Give only the number of lines in the data that include the string "Policy".

start Exercise inputs

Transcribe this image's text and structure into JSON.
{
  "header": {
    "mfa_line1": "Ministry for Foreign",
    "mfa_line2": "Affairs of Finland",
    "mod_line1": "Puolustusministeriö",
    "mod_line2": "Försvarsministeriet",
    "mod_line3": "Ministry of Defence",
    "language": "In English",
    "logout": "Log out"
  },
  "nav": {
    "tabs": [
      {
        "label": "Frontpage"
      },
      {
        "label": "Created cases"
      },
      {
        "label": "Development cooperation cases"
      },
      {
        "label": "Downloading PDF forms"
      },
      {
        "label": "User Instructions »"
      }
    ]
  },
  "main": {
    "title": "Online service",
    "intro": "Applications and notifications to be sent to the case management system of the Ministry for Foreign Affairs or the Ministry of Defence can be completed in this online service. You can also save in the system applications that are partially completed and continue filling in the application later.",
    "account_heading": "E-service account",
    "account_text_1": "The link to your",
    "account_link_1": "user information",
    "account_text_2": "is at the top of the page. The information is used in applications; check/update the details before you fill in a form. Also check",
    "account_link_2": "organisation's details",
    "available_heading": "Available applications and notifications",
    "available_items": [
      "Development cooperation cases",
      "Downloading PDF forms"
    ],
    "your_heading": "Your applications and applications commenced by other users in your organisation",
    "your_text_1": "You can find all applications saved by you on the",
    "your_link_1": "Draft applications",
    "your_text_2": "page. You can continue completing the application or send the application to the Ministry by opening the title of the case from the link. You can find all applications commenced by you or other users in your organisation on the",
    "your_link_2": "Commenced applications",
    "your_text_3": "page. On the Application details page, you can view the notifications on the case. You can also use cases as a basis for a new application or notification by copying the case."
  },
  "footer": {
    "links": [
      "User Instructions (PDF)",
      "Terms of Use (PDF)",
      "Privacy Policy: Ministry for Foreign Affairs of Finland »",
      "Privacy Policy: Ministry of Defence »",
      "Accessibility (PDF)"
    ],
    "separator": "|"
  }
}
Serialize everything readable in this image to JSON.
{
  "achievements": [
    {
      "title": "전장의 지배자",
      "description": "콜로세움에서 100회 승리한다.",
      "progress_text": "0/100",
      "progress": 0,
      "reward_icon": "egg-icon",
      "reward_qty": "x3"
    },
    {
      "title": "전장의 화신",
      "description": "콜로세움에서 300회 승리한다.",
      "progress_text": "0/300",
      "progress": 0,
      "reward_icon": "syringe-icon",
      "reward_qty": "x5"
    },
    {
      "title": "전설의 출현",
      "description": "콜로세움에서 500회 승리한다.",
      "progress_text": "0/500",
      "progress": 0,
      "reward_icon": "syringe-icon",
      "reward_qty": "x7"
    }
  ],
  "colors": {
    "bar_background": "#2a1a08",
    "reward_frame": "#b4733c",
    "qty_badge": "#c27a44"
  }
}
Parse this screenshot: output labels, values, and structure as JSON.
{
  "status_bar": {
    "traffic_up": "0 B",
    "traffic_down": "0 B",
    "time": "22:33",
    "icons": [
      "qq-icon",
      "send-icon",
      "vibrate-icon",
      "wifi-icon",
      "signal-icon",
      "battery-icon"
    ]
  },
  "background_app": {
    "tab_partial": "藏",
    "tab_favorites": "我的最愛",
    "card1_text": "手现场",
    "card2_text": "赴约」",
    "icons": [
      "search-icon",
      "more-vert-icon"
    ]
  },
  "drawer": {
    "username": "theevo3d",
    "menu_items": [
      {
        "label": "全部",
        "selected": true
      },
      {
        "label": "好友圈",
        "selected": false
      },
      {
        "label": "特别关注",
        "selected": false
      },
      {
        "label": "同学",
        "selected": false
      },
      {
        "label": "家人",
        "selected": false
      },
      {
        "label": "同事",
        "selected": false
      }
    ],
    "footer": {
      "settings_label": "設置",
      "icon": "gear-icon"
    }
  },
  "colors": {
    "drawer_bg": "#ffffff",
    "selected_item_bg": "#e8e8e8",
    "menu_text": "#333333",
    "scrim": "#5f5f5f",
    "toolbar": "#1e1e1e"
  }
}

end Exercise inputs

> Expected output: 2